◆ **Exercise brief**:
From the passage on MHV sensors, pull out the stretch from "Certain MHVs, for" through "MHV, and the like." word for word.

◆ **Text excerpt**:
Certain MHVs, for example automated MHVs, may be equipped with a variety of sensors, such as proximity sensors, cameras, radar, Light Detection and Ranging (LIDAR), sonar, and the like. In some embodiments, the sensors may (by sensor type and/or in combination with other sensor types) provide 360-degree coverage of the area surrounding the MHV. The sensors may be used for, among other purposes, determining the position and orientation of a MHV within a given environment, detecting obstacles within the environment, and autonomously navigating the environment. A computer coupled with the sensors may determine information about the environment based on the output of the various sensors, such as the presence of expected obstacles (e.g., known aisles and walls), unexpected obstacles (e.g., an obstacle in the path of the MHV), location and orientation of the MHV, and the like.

◆ **Material shown**:
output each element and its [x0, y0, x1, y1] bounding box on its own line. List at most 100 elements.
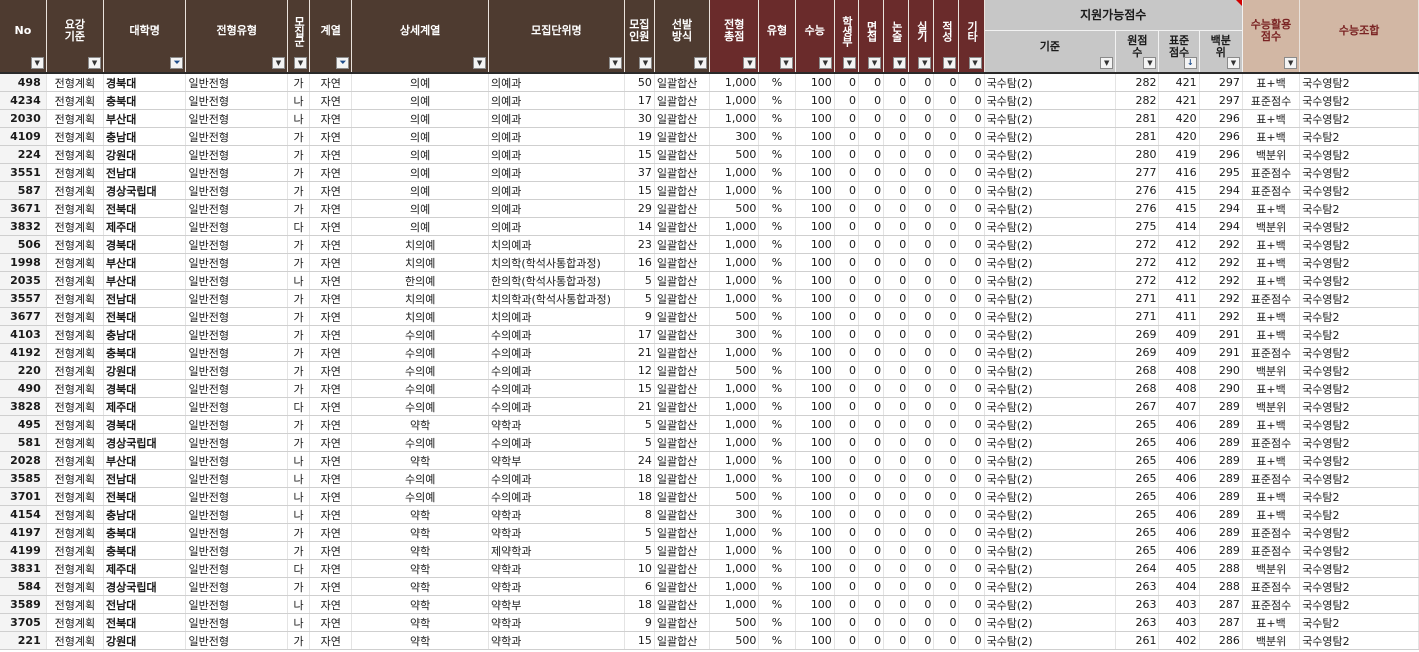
- table-row[interactable]: 3677 전형계획 전북대 일반전형 가 자연 치의예 치의예과 9 일괄합산 500% 100 0 0 0…: [0, 307, 1419, 326]
- gyeyeol-cell[interactable]: 자연: [309, 397, 353, 416]
- inwon-cell[interactable]: 10: [624, 559, 655, 578]
- yuhyeong-cell[interactable]: %: [758, 199, 796, 218]
- haksaengbu-cell[interactable]: 0: [834, 487, 859, 506]
- row-number-cell[interactable]: 3585: [0, 469, 47, 488]
- baekbunwi-cell[interactable]: 289: [1199, 523, 1243, 542]
- university-cell[interactable]: 경상국립대: [103, 181, 187, 200]
- johap-cell[interactable]: 국수탐2: [1299, 127, 1419, 146]
- baekbunwi-cell[interactable]: 286: [1199, 631, 1243, 650]
- filter-dropdown-icon[interactable]: ▼: [779, 57, 793, 69]
- mojip-gun-cell[interactable]: 가: [287, 433, 311, 452]
- wonjeomsu-cell[interactable]: 271: [1115, 307, 1160, 326]
- haksaengbu-cell[interactable]: 0: [834, 163, 859, 182]
- pyojun-cell[interactable]: 407: [1158, 397, 1200, 416]
- mojip-gun-cell[interactable]: 가: [287, 253, 311, 272]
- mojip-gun-cell[interactable]: 가: [287, 577, 311, 596]
- chongjeom-cell[interactable]: 1,000: [709, 72, 760, 92]
- seonbal-cell[interactable]: 일괄합산: [654, 145, 711, 164]
- suneung-cell[interactable]: 100: [795, 469, 835, 488]
- row-number-cell[interactable]: 495: [0, 415, 47, 434]
- table-row[interactable]: 584 전형계획 경상국립대 일반전형 가 자연 약학 약학과 6 일괄합산 1,000% 100 0 0…: [0, 577, 1419, 596]
- yogang-cell[interactable]: 전형계획: [46, 505, 105, 524]
- nonsul-cell[interactable]: 0: [883, 523, 910, 542]
- sangse-cell[interactable]: 약학: [351, 505, 490, 524]
- gita-cell[interactable]: 0: [958, 451, 985, 470]
- header-gijun[interactable]: 기준 ▼: [984, 30, 1117, 73]
- myeonjeop-cell[interactable]: 0: [858, 631, 885, 650]
- myeonjeop-cell[interactable]: 0: [858, 559, 885, 578]
- seonbal-cell[interactable]: 일괄합산: [654, 127, 711, 146]
- inwon-cell[interactable]: 8: [624, 505, 655, 524]
- chongjeom-cell[interactable]: 1,000: [709, 109, 760, 128]
- pyojun-cell[interactable]: 406: [1158, 415, 1200, 434]
- yogang-cell[interactable]: 전형계획: [46, 235, 105, 254]
- myeonjeop-cell[interactable]: 0: [858, 163, 885, 182]
- myeonjeop-cell[interactable]: 0: [858, 613, 885, 632]
- silgi-cell[interactable]: 0: [908, 181, 935, 200]
- jeonhyeong-cell[interactable]: 일반전형: [185, 253, 288, 272]
- hwalyong-cell[interactable]: 표+백: [1242, 271, 1301, 290]
- jeonhyeong-cell[interactable]: 일반전형: [185, 307, 288, 326]
- haksaengbu-cell[interactable]: 0: [834, 325, 859, 344]
- silgi-cell[interactable]: 0: [908, 451, 935, 470]
- sangse-cell[interactable]: 수의예: [351, 343, 490, 362]
- yogang-cell[interactable]: 전형계획: [46, 415, 105, 434]
- sangse-cell[interactable]: 의예: [351, 72, 490, 92]
- pyojun-cell[interactable]: 411: [1158, 289, 1200, 308]
- filter-dropdown-icon[interactable]: ▼: [868, 57, 882, 69]
- jeokseong-cell[interactable]: 0: [933, 253, 960, 272]
- haksaengbu-cell[interactable]: 0: [834, 397, 859, 416]
- gijun-cell[interactable]: 국수탐(2): [983, 253, 1117, 272]
- sangse-cell[interactable]: 의예: [351, 199, 490, 218]
- suneung-cell[interactable]: 100: [795, 523, 835, 542]
- sangse-cell[interactable]: 치의예: [351, 307, 490, 326]
- silgi-cell[interactable]: 0: [908, 145, 935, 164]
- row-number-cell[interactable]: 220: [0, 361, 47, 380]
- mojip-danwi-cell[interactable]: 의예과: [488, 72, 625, 92]
- seonbal-cell[interactable]: 일괄합산: [654, 72, 711, 92]
- row-number-cell[interactable]: 3589: [0, 595, 47, 614]
- yuhyeong-cell[interactable]: %: [758, 163, 796, 182]
- header-sangse[interactable]: 상세계열 ▼: [351, 0, 490, 73]
- jeokseong-cell[interactable]: 0: [933, 523, 960, 542]
- johap-cell[interactable]: 국수영탐2: [1299, 91, 1419, 110]
- suneung-cell[interactable]: 100: [795, 325, 835, 344]
- haksaengbu-cell[interactable]: 0: [834, 127, 859, 146]
- table-row[interactable]: 4103 전형계획 충남대 일반전형 가 자연 수의예 수의예과 17 일괄합산 300% 100 0 0…: [0, 325, 1419, 344]
- filter-dropdown-icon[interactable]: ▼: [1226, 57, 1240, 69]
- table-row[interactable]: 1998 전형계획 부산대 일반전형 가 자연 치의예 치의학(학석사통합과정) 16 일괄합산 1…: [0, 253, 1419, 272]
- jeonhyeong-cell[interactable]: 일반전형: [185, 235, 288, 254]
- row-number-cell[interactable]: 3701: [0, 487, 47, 506]
- row-number-cell[interactable]: 3705: [0, 613, 47, 632]
- filter-dropdown-icon[interactable]: ▼: [473, 57, 487, 69]
- gijun-cell[interactable]: 국수탐(2): [983, 469, 1117, 488]
- yuhyeong-cell[interactable]: %: [758, 127, 796, 146]
- gita-cell[interactable]: 0: [958, 595, 985, 614]
- yuhyeong-cell[interactable]: %: [758, 541, 796, 560]
- gita-cell[interactable]: 0: [958, 235, 985, 254]
- hwalyong-cell[interactable]: 표+백: [1242, 127, 1301, 146]
- gyeyeol-cell[interactable]: 자연: [309, 559, 353, 578]
- pyojun-cell[interactable]: 415: [1158, 181, 1200, 200]
- nonsul-cell[interactable]: 0: [883, 235, 910, 254]
- seonbal-cell[interactable]: 일괄합산: [654, 181, 711, 200]
- suneung-cell[interactable]: 100: [795, 541, 835, 560]
- johap-cell[interactable]: 국수영탐2: [1299, 289, 1419, 308]
- sangse-cell[interactable]: 수의예: [351, 325, 490, 344]
- yuhyeong-cell[interactable]: %: [758, 109, 796, 128]
- johap-cell[interactable]: 국수탐2: [1299, 325, 1419, 344]
- table-row[interactable]: 4192 전형계획 충북대 일반전형 가 자연 수의예 수의예과 21 일괄합산 1,000% 100…: [0, 343, 1419, 362]
- seonbal-cell[interactable]: 일괄합산: [654, 559, 711, 578]
- mojip-gun-cell[interactable]: 다: [287, 559, 311, 578]
- yuhyeong-cell[interactable]: %: [758, 523, 796, 542]
- gita-cell[interactable]: 0: [958, 271, 985, 290]
- university-cell[interactable]: 충남대: [103, 505, 187, 524]
- johap-cell[interactable]: 국수영탐2: [1299, 271, 1419, 290]
- johap-cell[interactable]: 국수영탐2: [1299, 235, 1419, 254]
- yuhyeong-cell[interactable]: %: [758, 433, 796, 452]
- jeokseong-cell[interactable]: 0: [933, 469, 960, 488]
- gita-cell[interactable]: 0: [958, 613, 985, 632]
- university-cell[interactable]: 전북대: [103, 307, 187, 326]
- chongjeom-cell[interactable]: 1,000: [709, 379, 760, 398]
- yogang-cell[interactable]: 전형계획: [46, 559, 105, 578]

◆ **Solution for this task**:
Certain MHVs, for example automated MHVs, may be equipped with a variety of sensors, such as proximity sensors, cameras, radar, Light Detection and Ranging (LIDAR), sonar, and the like. In some embodiments, the sensors may (by sensor type and/or in combination with other sensor types) provide 360-degree coverage of the area surrounding the MHV. The sensors may be used for, among other purposes, determining the position and orientation of a MHV within a given environment, detecting obstacles within the environment, and autonomously navigating the environment. A computer coupled with the sensors may determine information about the environment based on the output of the various sensors, such as the presence of expected obstacles (e.g., known aisles and walls), unexpected obstacles (e.g., an obstacle in the path of the MHV), location and orientation of the MHV, and the like.